-- BEGIN Data lines --

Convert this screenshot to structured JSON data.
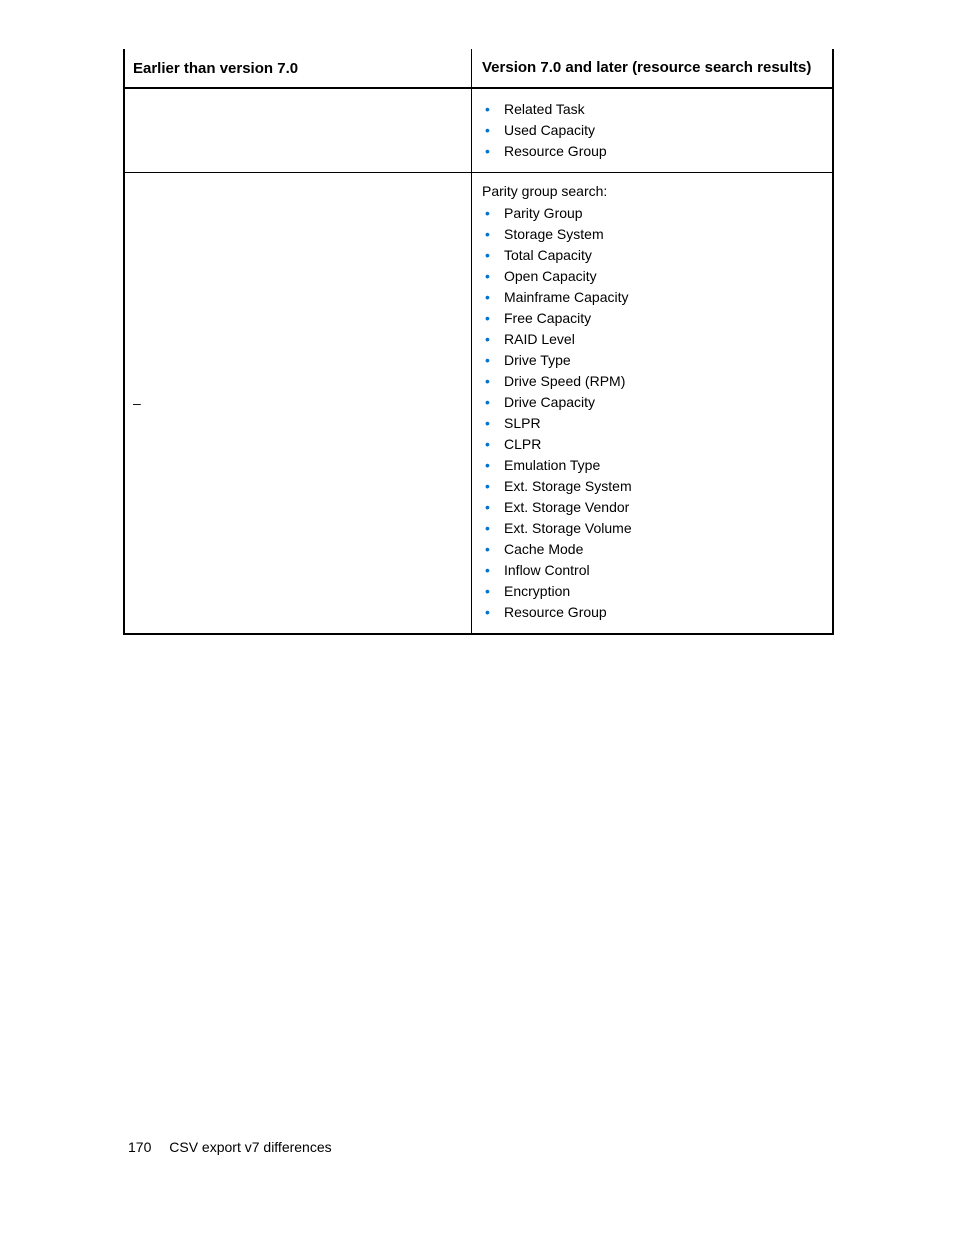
{
  "table": {
    "headers": {
      "left": "Earlier than version 7.0",
      "right": "Version 7.0 and later (resource search results)"
    },
    "rows": [
      {
        "left": "",
        "right_intro": "",
        "right_items": [
          "Related Task",
          "Used Capacity",
          "Resource Group"
        ]
      },
      {
        "left": "–",
        "right_intro": "Parity group search:",
        "right_items": [
          "Parity Group",
          "Storage System",
          "Total Capacity",
          "Open Capacity",
          "Mainframe Capacity",
          "Free Capacity",
          "RAID Level",
          "Drive Type",
          "Drive Speed (RPM)",
          "Drive Capacity",
          "SLPR",
          "CLPR",
          "Emulation Type",
          "Ext. Storage System",
          "Ext. Storage Vendor",
          "Ext. Storage Volume",
          "Cache Mode",
          "Inflow Control",
          "Encryption",
          "Resource Group"
        ]
      }
    ]
  },
  "footer": {
    "page_number": "170",
    "title": "CSV export v7 differences"
  }
}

-- END Data lines --

_Requirement_
Among the entries, how many lines contain the string "Capacity"? Give the number without anything else.

_Task answer_
6